Below are records; print only the lines from the line containing "What data populates" to the end, both included, reproduced exactly and without the pictures.

══════

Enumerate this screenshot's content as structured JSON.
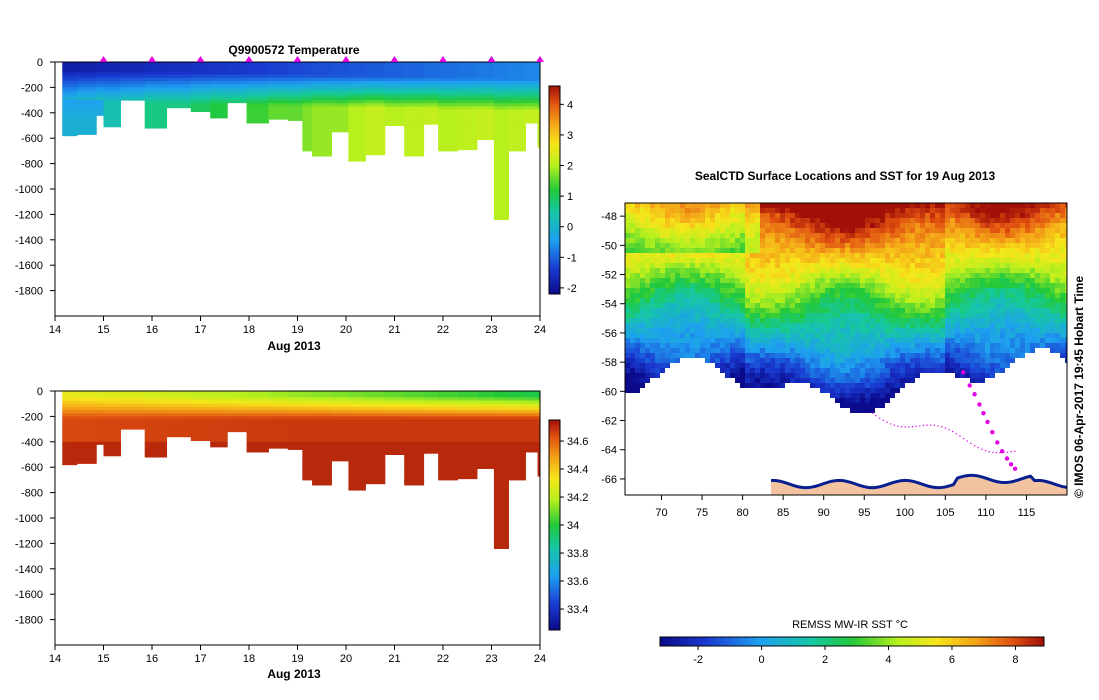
{
  "chart_data": [
    {
      "type": "heatmap",
      "id": "temperature",
      "title": "Q9900572  Temperature",
      "xlabel": "Aug 2013",
      "ylabel": "",
      "x_ticks": [
        "14",
        "15",
        "16",
        "17",
        "18",
        "19",
        "20",
        "21",
        "22",
        "23",
        "24"
      ],
      "y_ticks": [
        "0",
        "-200",
        "-400",
        "-600",
        "-800",
        "-1000",
        "-1200",
        "-1400",
        "-1600",
        "-1800"
      ],
      "xlim": [
        14,
        24
      ],
      "ylim": [
        -2000,
        0
      ],
      "profile_markers": [
        15,
        16,
        17,
        18,
        19,
        20,
        21,
        22,
        23,
        24
      ],
      "colorbar": {
        "min": -2.2,
        "max": 4.6,
        "ticks": [
          "4",
          "3",
          "2",
          "1",
          "0",
          "-1",
          "-2"
        ]
      },
      "profiles": [
        {
          "t": 14.15,
          "depth": 580
        },
        {
          "t": 14.45,
          "depth": 570
        },
        {
          "t": 14.85,
          "depth": 420
        },
        {
          "t": 15.0,
          "depth": 510
        },
        {
          "t": 15.35,
          "depth": 300
        },
        {
          "t": 15.85,
          "depth": 520
        },
        {
          "t": 16.3,
          "depth": 360
        },
        {
          "t": 16.8,
          "depth": 390
        },
        {
          "t": 17.2,
          "depth": 440
        },
        {
          "t": 17.55,
          "depth": 320
        },
        {
          "t": 17.95,
          "depth": 480
        },
        {
          "t": 18.4,
          "depth": 450
        },
        {
          "t": 18.8,
          "depth": 460
        },
        {
          "t": 19.1,
          "depth": 700
        },
        {
          "t": 19.3,
          "depth": 740
        },
        {
          "t": 19.7,
          "depth": 550
        },
        {
          "t": 20.05,
          "depth": 780
        },
        {
          "t": 20.4,
          "depth": 730
        },
        {
          "t": 20.8,
          "depth": 500
        },
        {
          "t": 21.2,
          "depth": 740
        },
        {
          "t": 21.6,
          "depth": 490
        },
        {
          "t": 21.9,
          "depth": 700
        },
        {
          "t": 22.3,
          "depth": 690
        },
        {
          "t": 22.7,
          "depth": 610
        },
        {
          "t": 23.05,
          "depth": 1240
        },
        {
          "t": 23.35,
          "depth": 700
        },
        {
          "t": 23.7,
          "depth": 480
        },
        {
          "t": 23.95,
          "depth": 670
        }
      ]
    },
    {
      "type": "heatmap",
      "id": "salinity",
      "title": "",
      "xlabel": "Aug 2013",
      "ylabel": "",
      "x_ticks": [
        "14",
        "15",
        "16",
        "17",
        "18",
        "19",
        "20",
        "21",
        "22",
        "23",
        "24"
      ],
      "y_ticks": [
        "0",
        "-200",
        "-400",
        "-600",
        "-800",
        "-1000",
        "-1200",
        "-1400",
        "-1600",
        "-1800"
      ],
      "xlim": [
        14,
        24
      ],
      "ylim": [
        -2000,
        0
      ],
      "colorbar": {
        "min": 33.25,
        "max": 34.75,
        "ticks": [
          "34.6",
          "34.4",
          "34.2",
          "34",
          "33.8",
          "33.6",
          "33.4"
        ]
      },
      "profiles_same_as": "temperature"
    },
    {
      "type": "heatmap",
      "id": "sst-map",
      "title": "SealCTD Surface Locations and SST for 19 Aug 2013",
      "x_ticks": [
        "70",
        "75",
        "80",
        "85",
        "90",
        "95",
        "100",
        "105",
        "110",
        "115"
      ],
      "y_ticks": [
        "-48",
        "-50",
        "-52",
        "-54",
        "-56",
        "-58",
        "-60",
        "-62",
        "-64",
        "-66"
      ],
      "xlim": [
        65.5,
        120
      ],
      "ylim": [
        -67.1,
        -47.1
      ],
      "colorbar": {
        "label": "REMSS MW-IR SST °C",
        "min": -3.2,
        "max": 8.9,
        "ticks": [
          "-2",
          "0",
          "2",
          "4",
          "6",
          "8"
        ]
      },
      "track_points": [
        [
          107.2,
          -58.7
        ],
        [
          108.0,
          -59.6
        ],
        [
          108.6,
          -60.2
        ],
        [
          109.2,
          -60.9
        ],
        [
          109.7,
          -61.5
        ],
        [
          110.2,
          -62.1
        ],
        [
          110.8,
          -62.8
        ],
        [
          111.4,
          -63.5
        ],
        [
          112.0,
          -64.1
        ],
        [
          112.6,
          -64.6
        ],
        [
          113.1,
          -65.0
        ],
        [
          113.6,
          -65.3
        ]
      ],
      "stamp": "© IMOS 06-Apr-2017 19:45 Hobart Time"
    }
  ],
  "colors": {
    "marker": "#e000e0",
    "land": "#f2c3a0",
    "ice_edge": "#0a1f8f"
  }
}
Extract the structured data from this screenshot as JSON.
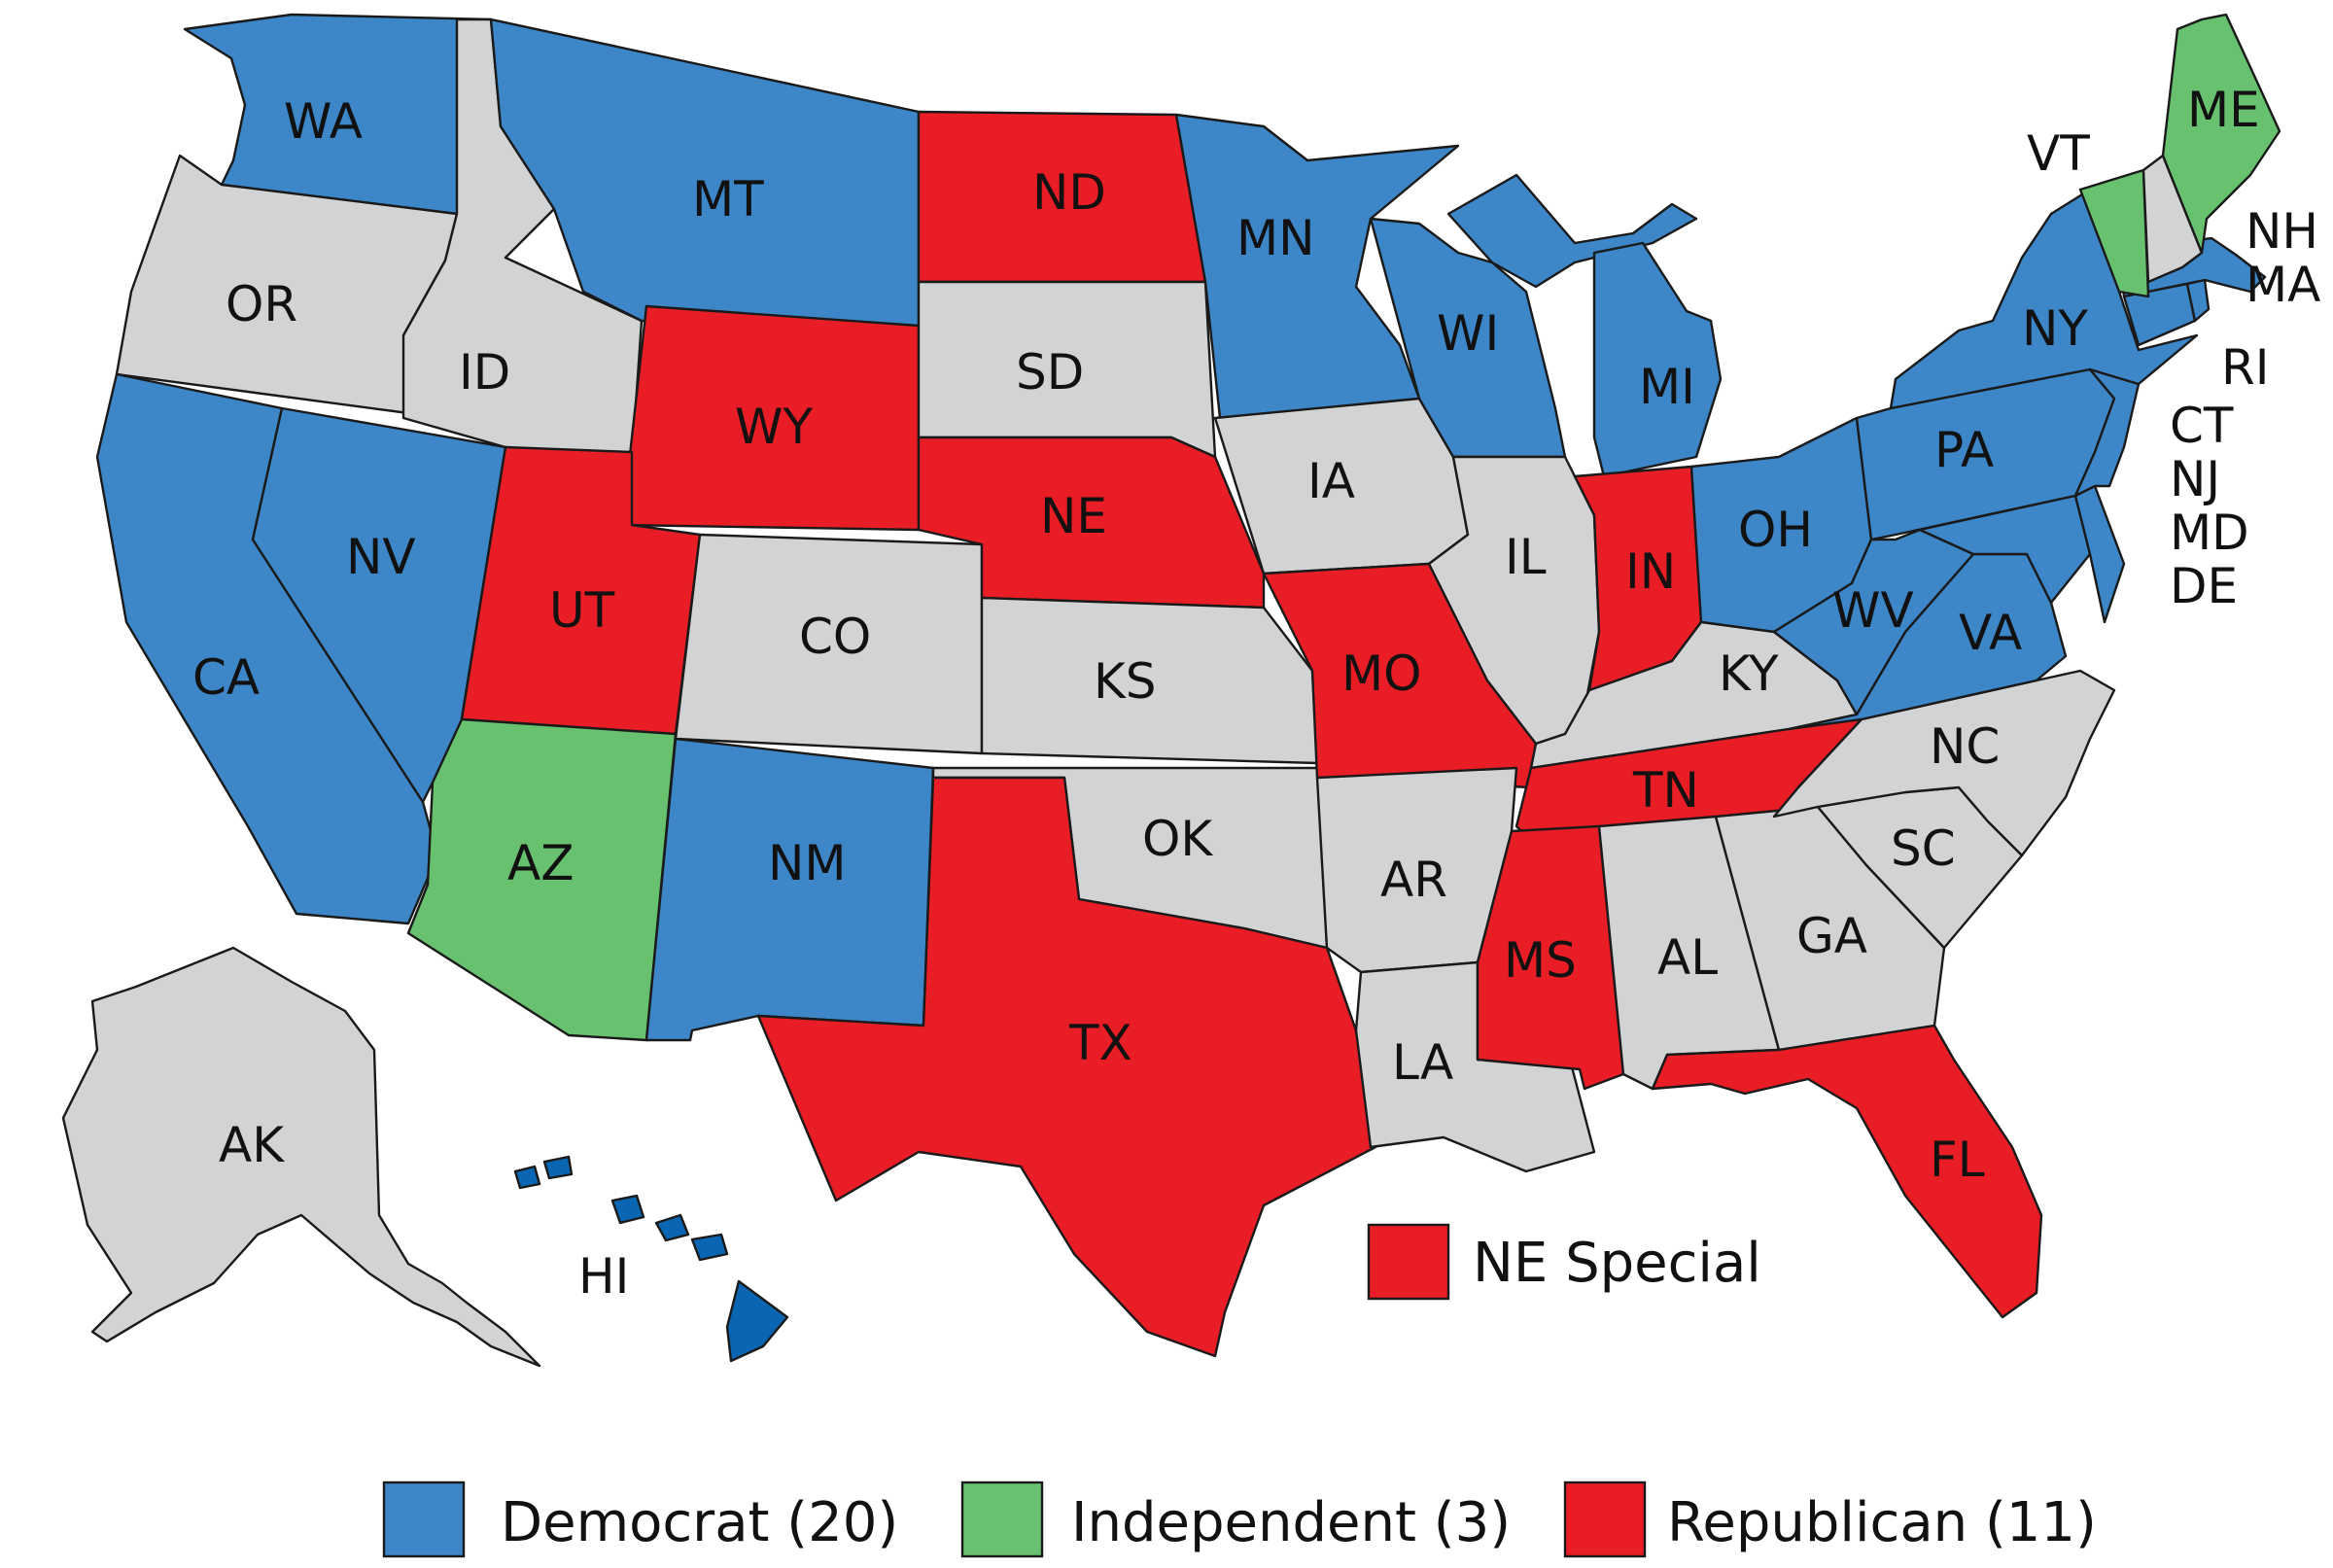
{
  "colors": {
    "democrat": "#3d87c9",
    "independent": "#68c16f",
    "republican": "#e91d25",
    "none": "#d1d3d4",
    "hawaii": "#0a66b2"
  },
  "states": {
    "WA": {
      "label": "WA",
      "party": "democrat"
    },
    "OR": {
      "label": "OR",
      "party": "none"
    },
    "CA": {
      "label": "CA",
      "party": "democrat"
    },
    "NV": {
      "label": "NV",
      "party": "democrat"
    },
    "ID": {
      "label": "ID",
      "party": "none"
    },
    "MT": {
      "label": "MT",
      "party": "democrat"
    },
    "WY": {
      "label": "WY",
      "party": "republican"
    },
    "UT": {
      "label": "UT",
      "party": "republican"
    },
    "AZ": {
      "label": "AZ",
      "party": "independent"
    },
    "CO": {
      "label": "CO",
      "party": "none"
    },
    "NM": {
      "label": "NM",
      "party": "democrat"
    },
    "ND": {
      "label": "ND",
      "party": "republican"
    },
    "SD": {
      "label": "SD",
      "party": "none"
    },
    "NE": {
      "label": "NE",
      "party": "republican"
    },
    "KS": {
      "label": "KS",
      "party": "none"
    },
    "OK": {
      "label": "OK",
      "party": "none"
    },
    "TX": {
      "label": "TX",
      "party": "republican"
    },
    "MN": {
      "label": "MN",
      "party": "democrat"
    },
    "IA": {
      "label": "IA",
      "party": "none"
    },
    "MO": {
      "label": "MO",
      "party": "republican"
    },
    "AR": {
      "label": "AR",
      "party": "none"
    },
    "LA": {
      "label": "LA",
      "party": "none"
    },
    "WI": {
      "label": "WI",
      "party": "democrat"
    },
    "IL": {
      "label": "IL",
      "party": "none"
    },
    "MI": {
      "label": "MI",
      "party": "democrat"
    },
    "IN": {
      "label": "IN",
      "party": "republican"
    },
    "OH": {
      "label": "OH",
      "party": "democrat"
    },
    "KY": {
      "label": "KY",
      "party": "none"
    },
    "TN": {
      "label": "TN",
      "party": "republican"
    },
    "MS": {
      "label": "MS",
      "party": "republican"
    },
    "AL": {
      "label": "AL",
      "party": "none"
    },
    "GA": {
      "label": "GA",
      "party": "none"
    },
    "FL": {
      "label": "FL",
      "party": "republican"
    },
    "SC": {
      "label": "SC",
      "party": "none"
    },
    "NC": {
      "label": "NC",
      "party": "none"
    },
    "VA": {
      "label": "VA",
      "party": "democrat"
    },
    "WV": {
      "label": "WV",
      "party": "democrat"
    },
    "PA": {
      "label": "PA",
      "party": "democrat"
    },
    "NY": {
      "label": "NY",
      "party": "democrat"
    },
    "VT": {
      "label": "VT",
      "party": "independent"
    },
    "NH": {
      "label": "NH",
      "party": "none"
    },
    "ME": {
      "label": "ME",
      "party": "independent"
    },
    "MA": {
      "label": "MA",
      "party": "democrat"
    },
    "RI": {
      "label": "RI",
      "party": "democrat"
    },
    "CT": {
      "label": "CT",
      "party": "democrat"
    },
    "NJ": {
      "label": "NJ",
      "party": "democrat"
    },
    "MD": {
      "label": "MD",
      "party": "democrat"
    },
    "DE": {
      "label": "DE",
      "party": "democrat"
    },
    "AK": {
      "label": "AK",
      "party": "none"
    },
    "HI": {
      "label": "HI",
      "party": "democrat"
    }
  },
  "special": {
    "label": "NE Special",
    "party": "republican"
  },
  "legend": [
    {
      "label": "Democrat (20)",
      "party": "democrat"
    },
    {
      "label": "Independent (3)",
      "party": "independent"
    },
    {
      "label": "Republican (11)",
      "party": "republican"
    }
  ]
}
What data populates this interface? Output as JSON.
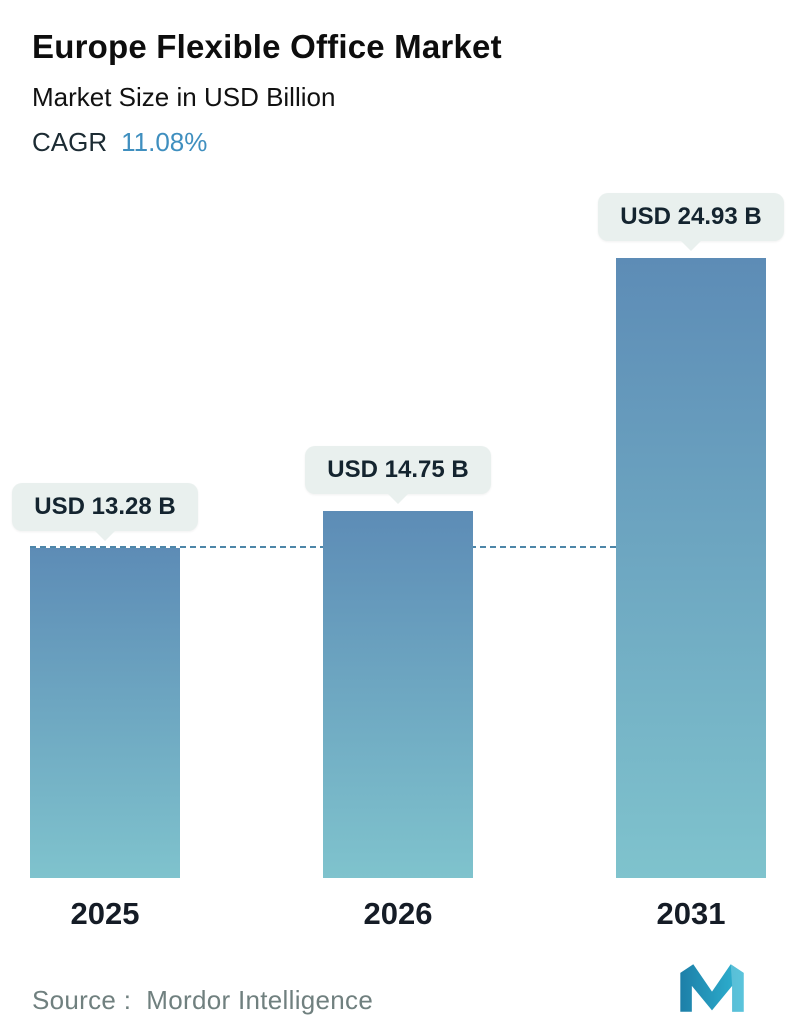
{
  "header": {
    "title": "Europe Flexible Office Market",
    "subtitle": "Market Size in USD Billion",
    "cagr_label": "CAGR",
    "cagr_value": "11.08%"
  },
  "chart_data": {
    "type": "bar",
    "title": "Europe Flexible Office Market",
    "subtitle": "Market Size in USD Billion",
    "cagr": "11.08%",
    "categories": [
      "2025",
      "2026",
      "2031"
    ],
    "values": [
      13.28,
      14.75,
      24.93
    ],
    "value_labels": [
      "USD 13.28 B",
      "USD 14.75 B",
      "USD 24.93 B"
    ],
    "unit": "USD Billion",
    "ylim": [
      0,
      24.93
    ],
    "grid": false,
    "legend": "none",
    "reference_line_value": 13.28,
    "reference_line_style": "dashed",
    "colors": {
      "bar_gradient_top": "#5d8cb6",
      "bar_gradient_bottom": "#7fc3cd",
      "reference_line": "#4d86a8",
      "cagr_accent": "#3f8fbf",
      "label_pill_bg": "#e9f0ee"
    }
  },
  "footer": {
    "source_label": "Source :",
    "source_value": "Mordor Intelligence",
    "logo": "mordor-intelligence-logo"
  }
}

══════

### Worked solution
What data populates this interface? Output as JSON.
{
  "header": {
    "title": "Europe Flexible Office Market",
    "subtitle": "Market Size in USD Billion",
    "cagr_label": "CAGR",
    "cagr_value": "11.08%"
  },
  "chart_data": {
    "type": "bar",
    "title": "Europe Flexible Office Market",
    "subtitle": "Market Size in USD Billion",
    "cagr": "11.08%",
    "categories": [
      "2025",
      "2026",
      "2031"
    ],
    "values": [
      13.28,
      14.75,
      24.93
    ],
    "value_labels": [
      "USD 13.28 B",
      "USD 14.75 B",
      "USD 24.93 B"
    ],
    "unit": "USD Billion",
    "ylim": [
      0,
      24.93
    ],
    "grid": false,
    "legend": "none",
    "reference_line_value": 13.28,
    "reference_line_style": "dashed",
    "colors": {
      "bar_gradient_top": "#5d8cb6",
      "bar_gradient_bottom": "#7fc3cd",
      "reference_line": "#4d86a8",
      "cagr_accent": "#3f8fbf",
      "label_pill_bg": "#e9f0ee"
    }
  },
  "footer": {
    "source_label": "Source :",
    "source_value": "Mordor Intelligence",
    "logo": "mordor-intelligence-logo"
  }
}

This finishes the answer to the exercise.